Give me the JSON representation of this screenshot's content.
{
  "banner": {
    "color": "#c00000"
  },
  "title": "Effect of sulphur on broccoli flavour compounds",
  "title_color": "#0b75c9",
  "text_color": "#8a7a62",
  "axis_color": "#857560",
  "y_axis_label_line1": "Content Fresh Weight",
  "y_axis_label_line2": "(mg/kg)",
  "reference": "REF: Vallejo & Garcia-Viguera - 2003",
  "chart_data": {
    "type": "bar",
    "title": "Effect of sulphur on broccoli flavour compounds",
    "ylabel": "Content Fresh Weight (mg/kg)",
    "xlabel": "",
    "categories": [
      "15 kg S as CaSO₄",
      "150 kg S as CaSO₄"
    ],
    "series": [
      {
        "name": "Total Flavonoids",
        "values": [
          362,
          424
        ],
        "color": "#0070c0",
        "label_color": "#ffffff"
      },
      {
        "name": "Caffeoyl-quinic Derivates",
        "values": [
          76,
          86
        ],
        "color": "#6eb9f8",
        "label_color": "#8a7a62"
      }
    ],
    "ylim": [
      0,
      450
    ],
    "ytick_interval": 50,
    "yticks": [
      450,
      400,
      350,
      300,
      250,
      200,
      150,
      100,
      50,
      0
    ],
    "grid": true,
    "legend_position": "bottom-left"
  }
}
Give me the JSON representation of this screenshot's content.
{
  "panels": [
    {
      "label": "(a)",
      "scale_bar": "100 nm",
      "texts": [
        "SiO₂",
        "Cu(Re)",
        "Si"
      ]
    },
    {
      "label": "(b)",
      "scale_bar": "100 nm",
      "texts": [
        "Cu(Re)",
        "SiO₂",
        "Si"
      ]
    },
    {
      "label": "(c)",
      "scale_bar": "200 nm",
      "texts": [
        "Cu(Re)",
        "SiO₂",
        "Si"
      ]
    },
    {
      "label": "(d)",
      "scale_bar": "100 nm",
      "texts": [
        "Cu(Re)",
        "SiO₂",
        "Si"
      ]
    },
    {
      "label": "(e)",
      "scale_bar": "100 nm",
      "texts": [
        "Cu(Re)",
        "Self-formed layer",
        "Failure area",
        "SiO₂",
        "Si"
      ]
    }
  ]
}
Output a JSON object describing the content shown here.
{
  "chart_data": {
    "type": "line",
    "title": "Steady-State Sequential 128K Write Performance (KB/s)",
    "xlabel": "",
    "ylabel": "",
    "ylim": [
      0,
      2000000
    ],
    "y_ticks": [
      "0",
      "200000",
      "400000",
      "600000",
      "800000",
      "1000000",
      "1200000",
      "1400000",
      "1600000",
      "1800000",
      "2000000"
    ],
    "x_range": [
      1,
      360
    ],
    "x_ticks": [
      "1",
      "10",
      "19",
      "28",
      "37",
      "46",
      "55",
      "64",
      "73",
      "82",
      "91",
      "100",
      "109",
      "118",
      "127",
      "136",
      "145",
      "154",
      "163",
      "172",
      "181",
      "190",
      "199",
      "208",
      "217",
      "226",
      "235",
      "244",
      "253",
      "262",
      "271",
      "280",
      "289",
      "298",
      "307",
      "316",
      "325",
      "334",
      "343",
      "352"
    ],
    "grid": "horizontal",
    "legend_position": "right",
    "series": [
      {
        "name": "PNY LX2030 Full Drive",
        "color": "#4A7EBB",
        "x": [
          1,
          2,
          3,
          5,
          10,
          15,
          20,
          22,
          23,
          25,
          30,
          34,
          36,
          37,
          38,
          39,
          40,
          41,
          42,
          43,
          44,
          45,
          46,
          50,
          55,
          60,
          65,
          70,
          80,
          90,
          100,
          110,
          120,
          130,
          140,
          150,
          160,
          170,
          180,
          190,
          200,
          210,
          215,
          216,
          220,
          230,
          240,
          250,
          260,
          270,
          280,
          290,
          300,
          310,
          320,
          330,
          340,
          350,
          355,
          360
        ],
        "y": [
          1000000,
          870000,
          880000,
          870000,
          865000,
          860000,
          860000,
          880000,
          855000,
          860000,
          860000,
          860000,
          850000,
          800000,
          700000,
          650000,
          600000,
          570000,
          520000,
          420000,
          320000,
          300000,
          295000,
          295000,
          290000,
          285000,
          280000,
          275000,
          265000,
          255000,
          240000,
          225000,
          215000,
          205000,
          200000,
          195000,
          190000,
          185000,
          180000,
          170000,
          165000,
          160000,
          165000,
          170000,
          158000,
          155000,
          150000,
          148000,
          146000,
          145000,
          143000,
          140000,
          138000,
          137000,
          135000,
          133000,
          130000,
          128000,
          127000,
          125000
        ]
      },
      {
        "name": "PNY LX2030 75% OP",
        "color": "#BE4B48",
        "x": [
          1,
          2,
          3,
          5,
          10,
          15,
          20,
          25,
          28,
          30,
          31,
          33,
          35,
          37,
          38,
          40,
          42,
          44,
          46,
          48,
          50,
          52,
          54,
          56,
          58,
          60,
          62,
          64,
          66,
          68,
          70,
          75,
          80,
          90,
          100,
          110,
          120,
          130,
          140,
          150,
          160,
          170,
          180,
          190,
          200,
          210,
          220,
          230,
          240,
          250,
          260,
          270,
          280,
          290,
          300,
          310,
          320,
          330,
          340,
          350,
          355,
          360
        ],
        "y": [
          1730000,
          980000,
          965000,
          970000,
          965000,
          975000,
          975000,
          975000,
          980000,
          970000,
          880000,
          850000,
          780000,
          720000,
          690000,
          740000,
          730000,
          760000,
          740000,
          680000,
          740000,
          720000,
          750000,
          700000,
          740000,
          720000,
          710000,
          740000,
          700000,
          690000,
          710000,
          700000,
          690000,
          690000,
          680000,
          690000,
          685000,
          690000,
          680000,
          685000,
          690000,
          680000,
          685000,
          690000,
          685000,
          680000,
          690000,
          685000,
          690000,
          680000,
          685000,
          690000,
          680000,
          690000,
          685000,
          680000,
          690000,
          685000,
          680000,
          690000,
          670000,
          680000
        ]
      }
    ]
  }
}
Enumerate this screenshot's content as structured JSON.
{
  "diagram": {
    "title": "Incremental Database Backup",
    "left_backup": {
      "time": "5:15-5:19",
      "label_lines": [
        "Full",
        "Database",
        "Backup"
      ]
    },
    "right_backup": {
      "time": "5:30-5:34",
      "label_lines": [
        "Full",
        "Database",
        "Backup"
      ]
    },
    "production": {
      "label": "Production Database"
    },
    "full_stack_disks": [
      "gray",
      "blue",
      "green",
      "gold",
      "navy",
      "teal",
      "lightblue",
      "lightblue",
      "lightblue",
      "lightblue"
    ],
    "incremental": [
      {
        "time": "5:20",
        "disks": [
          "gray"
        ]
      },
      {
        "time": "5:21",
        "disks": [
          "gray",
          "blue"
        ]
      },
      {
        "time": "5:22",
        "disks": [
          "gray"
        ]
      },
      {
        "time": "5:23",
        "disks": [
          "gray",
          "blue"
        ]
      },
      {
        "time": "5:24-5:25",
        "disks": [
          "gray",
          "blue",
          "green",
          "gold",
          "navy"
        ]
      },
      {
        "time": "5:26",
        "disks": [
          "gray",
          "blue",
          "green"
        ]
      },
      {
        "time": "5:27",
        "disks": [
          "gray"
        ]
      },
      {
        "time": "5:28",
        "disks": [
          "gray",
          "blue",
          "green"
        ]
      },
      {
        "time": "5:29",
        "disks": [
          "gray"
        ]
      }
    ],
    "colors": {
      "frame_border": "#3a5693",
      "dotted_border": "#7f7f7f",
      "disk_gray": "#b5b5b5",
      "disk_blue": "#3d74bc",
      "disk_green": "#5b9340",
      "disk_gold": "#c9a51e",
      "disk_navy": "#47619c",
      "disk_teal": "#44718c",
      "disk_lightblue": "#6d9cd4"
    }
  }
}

- **Written problem**:
Look through the material above. Copy each line where the word "Effect" appears.

- **Solution to this problem**:
  "title": "Effect of sulphur on broccoli flavour compounds",
    "title": "Effect of sulphur on broccoli flavour compounds",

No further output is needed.